Advanced Engineering

Explosive Decompression Materials

Theory of Explosive Decompression:

Explosive Decompression (ED), also referred to as Rapid Gas Decompression (RGD), is a failure mechanism of elastomer seals that is due to the rapid decompression of a gaseous media. When elastomer seals are exposed to high-pressure gas for a prolonged period the gas permeates into the seal material. When the external pressure is reduced, the gas which is dissolved within the seal material comes out of solution to form micro bubbles. As the gas expands, it may permeate out of the seal material. However, if the rate of decompression (and hence expansion) is high, gas which is trapped within the seal can cause fissuring and result in seal failure.

Elastomer seals affected by explosive decompression.

We provide a peroxide-cured, explosive decompression resistant HNBR compounds. They provide good chemical resistance to sour gas (H2S), methanol (CH3OH), crude oil, lubricating agents, and oil additives, with superior resistance to carbon dioxide, water, drilling mud and amine corrosion inhibitors.

A range of elite materials has been specifically developed for Explosive Decompression (ED) resistance in downhole, surface and subsea oilfield equipment. The high mechanical strength and abrasion resistance makes them particularly suitable at dynamic applications.

Explosive Decompression Standards:

There are a number of international standards for testing elastomer materials in ED conditions, they include:

• NORSOK Specification M-710 Rev.2 Section 7.3/Annex B: “Qualification of non-metallic Sealing Materials and Manufacturers - Resistance to rapid gas decompression (RGD)”

• TOTAL General Specification GS PVV 142 Appendix 8 “Elastomer O-ring Seals Explosion Decompression Type Testing Procedure”

• NACE TM0297 “Effects of High-Temperature, High-Pressure Carbon Dioxide Decompression on Elastomeric Materials”.

━━━━━━━━━━━━━━━━━━━━

--- Instructions for the task ---
Answer these questions from the text on explosive decompression materials:
1. What other name is given for Explosive Decompression?
2. What kind of curing do the HNBR compounds have?
3. What is the number of the NACE standard listed?

--- Items from a dataset ---
━━━━━━━━━━━━━━━━━━━━

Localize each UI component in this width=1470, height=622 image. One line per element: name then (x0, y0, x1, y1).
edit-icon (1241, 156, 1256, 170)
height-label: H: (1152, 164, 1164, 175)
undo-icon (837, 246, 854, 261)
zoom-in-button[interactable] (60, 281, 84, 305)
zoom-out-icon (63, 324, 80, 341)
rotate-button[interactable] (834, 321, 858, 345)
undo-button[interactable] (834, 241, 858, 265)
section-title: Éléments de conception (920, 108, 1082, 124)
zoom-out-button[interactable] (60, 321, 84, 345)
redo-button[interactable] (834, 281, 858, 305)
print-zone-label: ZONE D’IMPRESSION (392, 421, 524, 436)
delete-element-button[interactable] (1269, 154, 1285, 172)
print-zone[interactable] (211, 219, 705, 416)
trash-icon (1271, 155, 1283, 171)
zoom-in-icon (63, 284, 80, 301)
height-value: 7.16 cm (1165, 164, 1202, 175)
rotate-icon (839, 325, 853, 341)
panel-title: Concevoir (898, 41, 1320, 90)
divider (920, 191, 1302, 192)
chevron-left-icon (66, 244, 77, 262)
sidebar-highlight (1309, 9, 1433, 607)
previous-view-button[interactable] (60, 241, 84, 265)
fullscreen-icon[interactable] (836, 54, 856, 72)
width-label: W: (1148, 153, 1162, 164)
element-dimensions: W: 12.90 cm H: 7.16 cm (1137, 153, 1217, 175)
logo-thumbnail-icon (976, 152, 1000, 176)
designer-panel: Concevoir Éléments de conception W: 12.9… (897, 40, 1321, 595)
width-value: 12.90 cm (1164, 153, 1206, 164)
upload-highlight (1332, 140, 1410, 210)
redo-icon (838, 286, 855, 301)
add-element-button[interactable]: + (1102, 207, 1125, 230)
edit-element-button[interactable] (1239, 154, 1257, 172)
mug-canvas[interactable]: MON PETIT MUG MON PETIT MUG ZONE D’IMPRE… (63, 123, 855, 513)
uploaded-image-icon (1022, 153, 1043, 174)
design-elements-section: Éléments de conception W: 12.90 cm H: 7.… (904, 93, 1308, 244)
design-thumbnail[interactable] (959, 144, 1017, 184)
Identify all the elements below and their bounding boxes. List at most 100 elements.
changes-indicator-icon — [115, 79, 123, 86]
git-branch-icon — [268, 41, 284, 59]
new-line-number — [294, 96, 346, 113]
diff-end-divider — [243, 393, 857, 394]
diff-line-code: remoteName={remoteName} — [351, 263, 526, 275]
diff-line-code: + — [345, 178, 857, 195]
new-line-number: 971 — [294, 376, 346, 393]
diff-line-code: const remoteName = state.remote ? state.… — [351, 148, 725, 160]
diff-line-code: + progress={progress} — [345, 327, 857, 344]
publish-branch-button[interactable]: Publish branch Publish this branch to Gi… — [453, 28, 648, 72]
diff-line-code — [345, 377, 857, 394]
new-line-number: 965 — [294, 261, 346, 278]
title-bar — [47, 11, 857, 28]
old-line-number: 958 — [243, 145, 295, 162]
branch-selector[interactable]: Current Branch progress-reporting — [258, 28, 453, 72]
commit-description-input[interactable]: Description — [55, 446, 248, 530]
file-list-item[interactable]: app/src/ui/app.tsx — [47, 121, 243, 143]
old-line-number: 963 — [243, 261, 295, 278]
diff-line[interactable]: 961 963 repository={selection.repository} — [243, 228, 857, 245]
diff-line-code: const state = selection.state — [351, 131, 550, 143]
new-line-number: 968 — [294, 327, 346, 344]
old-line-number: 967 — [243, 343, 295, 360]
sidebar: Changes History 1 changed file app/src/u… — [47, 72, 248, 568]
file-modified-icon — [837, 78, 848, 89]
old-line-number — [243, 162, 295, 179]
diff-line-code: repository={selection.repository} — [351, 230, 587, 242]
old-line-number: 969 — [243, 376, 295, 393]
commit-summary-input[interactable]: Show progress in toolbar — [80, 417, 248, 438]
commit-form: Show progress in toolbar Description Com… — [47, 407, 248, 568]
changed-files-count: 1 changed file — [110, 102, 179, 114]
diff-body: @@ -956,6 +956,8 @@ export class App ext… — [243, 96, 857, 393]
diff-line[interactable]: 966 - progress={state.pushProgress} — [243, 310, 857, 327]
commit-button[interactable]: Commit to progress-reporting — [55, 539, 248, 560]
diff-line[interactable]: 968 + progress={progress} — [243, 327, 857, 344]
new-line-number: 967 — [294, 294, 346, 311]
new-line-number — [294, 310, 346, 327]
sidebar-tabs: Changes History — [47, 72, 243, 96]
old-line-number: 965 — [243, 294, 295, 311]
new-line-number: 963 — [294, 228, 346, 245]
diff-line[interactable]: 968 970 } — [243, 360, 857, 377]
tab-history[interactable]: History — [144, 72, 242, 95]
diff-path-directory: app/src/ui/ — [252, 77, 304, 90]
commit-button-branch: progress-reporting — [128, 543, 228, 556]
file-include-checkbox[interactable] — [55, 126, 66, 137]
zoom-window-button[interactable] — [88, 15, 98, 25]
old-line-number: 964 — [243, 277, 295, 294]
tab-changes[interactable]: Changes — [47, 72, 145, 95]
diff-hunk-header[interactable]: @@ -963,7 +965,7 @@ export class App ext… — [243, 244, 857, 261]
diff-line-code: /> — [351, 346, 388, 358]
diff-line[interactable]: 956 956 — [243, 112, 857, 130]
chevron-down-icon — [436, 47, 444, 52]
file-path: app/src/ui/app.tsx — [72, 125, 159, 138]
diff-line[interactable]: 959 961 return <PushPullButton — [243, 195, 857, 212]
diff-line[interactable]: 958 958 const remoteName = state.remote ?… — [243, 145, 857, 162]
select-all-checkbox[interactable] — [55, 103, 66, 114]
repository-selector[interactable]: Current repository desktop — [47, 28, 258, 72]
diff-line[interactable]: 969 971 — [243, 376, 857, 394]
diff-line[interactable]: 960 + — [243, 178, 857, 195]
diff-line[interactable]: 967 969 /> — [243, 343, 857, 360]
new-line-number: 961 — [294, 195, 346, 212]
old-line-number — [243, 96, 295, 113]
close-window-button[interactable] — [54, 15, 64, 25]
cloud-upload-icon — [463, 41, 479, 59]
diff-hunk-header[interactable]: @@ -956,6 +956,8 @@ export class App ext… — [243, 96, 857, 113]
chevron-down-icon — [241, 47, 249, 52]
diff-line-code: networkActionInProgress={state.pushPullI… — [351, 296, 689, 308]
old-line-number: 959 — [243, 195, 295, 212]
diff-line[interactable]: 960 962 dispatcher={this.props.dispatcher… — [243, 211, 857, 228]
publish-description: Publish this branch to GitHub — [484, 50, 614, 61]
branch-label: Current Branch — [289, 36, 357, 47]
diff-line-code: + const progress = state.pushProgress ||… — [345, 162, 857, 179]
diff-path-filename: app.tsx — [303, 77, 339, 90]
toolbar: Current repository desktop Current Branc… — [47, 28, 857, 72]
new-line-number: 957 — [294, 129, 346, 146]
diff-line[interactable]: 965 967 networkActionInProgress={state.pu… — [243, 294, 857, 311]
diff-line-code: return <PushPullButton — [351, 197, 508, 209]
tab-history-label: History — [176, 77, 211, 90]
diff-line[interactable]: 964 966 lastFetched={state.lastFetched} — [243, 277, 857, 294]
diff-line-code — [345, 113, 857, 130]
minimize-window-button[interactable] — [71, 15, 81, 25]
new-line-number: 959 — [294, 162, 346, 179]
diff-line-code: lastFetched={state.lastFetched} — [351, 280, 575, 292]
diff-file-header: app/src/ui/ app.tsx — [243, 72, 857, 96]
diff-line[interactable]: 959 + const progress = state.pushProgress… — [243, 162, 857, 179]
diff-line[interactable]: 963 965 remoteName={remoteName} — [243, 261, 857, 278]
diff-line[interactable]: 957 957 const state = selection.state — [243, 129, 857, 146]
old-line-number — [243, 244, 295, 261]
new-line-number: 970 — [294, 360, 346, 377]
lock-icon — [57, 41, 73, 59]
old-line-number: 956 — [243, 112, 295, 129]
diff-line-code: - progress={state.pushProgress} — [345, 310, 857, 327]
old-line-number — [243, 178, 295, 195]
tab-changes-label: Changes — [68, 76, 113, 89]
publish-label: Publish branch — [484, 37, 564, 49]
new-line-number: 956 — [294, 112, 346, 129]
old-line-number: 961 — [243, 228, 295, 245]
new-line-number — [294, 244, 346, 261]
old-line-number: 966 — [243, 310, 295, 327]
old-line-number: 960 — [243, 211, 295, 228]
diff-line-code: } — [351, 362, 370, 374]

━━━━━━━━━━━━━━━━━━━━

--- Solution ---
1. Rapid Gas Decompression (RGD)
2. They are peroxide-cured.
3. NACE TM0297